> _REQUIREMENT_:
Lines holding the string "компенсации" are the ones to copy; find them all in the data.

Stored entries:
——

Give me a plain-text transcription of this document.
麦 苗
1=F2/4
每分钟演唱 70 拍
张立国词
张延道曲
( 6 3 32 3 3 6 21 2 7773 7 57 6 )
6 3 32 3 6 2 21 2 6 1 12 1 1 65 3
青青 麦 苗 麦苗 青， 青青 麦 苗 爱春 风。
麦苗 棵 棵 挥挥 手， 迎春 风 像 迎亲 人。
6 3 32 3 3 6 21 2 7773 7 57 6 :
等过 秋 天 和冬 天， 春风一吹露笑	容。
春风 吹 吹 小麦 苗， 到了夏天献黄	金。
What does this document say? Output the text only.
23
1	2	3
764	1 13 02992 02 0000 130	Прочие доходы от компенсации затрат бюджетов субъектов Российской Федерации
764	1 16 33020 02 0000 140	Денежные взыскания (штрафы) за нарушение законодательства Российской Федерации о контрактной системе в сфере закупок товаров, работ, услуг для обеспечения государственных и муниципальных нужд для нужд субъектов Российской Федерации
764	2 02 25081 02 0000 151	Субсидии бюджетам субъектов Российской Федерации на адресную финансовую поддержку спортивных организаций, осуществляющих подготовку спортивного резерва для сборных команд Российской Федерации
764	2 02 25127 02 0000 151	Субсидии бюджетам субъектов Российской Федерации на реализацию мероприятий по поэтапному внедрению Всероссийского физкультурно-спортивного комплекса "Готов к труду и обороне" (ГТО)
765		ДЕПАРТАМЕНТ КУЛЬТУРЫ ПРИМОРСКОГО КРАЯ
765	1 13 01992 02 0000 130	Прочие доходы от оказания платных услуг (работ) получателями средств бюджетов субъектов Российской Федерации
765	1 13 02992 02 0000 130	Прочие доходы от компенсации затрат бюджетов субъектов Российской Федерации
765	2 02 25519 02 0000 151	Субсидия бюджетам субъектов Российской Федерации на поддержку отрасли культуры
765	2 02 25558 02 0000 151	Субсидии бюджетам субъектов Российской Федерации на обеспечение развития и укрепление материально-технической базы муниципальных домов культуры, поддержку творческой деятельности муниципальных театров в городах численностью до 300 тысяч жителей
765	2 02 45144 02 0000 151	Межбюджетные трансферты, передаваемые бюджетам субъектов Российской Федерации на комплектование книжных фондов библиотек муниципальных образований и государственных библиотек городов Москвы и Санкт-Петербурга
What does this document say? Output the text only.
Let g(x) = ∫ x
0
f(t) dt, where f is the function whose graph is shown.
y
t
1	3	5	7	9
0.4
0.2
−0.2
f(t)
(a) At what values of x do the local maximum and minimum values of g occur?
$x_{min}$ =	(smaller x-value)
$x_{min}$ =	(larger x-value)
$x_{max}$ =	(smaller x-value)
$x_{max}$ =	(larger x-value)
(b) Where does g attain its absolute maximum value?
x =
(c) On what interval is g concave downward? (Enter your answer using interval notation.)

——

> _EXERCISE ANSWER_:
764	1 13 02992 02 0000 130	Прочие доходы от компенсации затрат бюджетов субъектов Российской Федерации
765	1 13 02992 02 0000 130	Прочие доходы от компенсации затрат бюджетов субъектов Российской Федерации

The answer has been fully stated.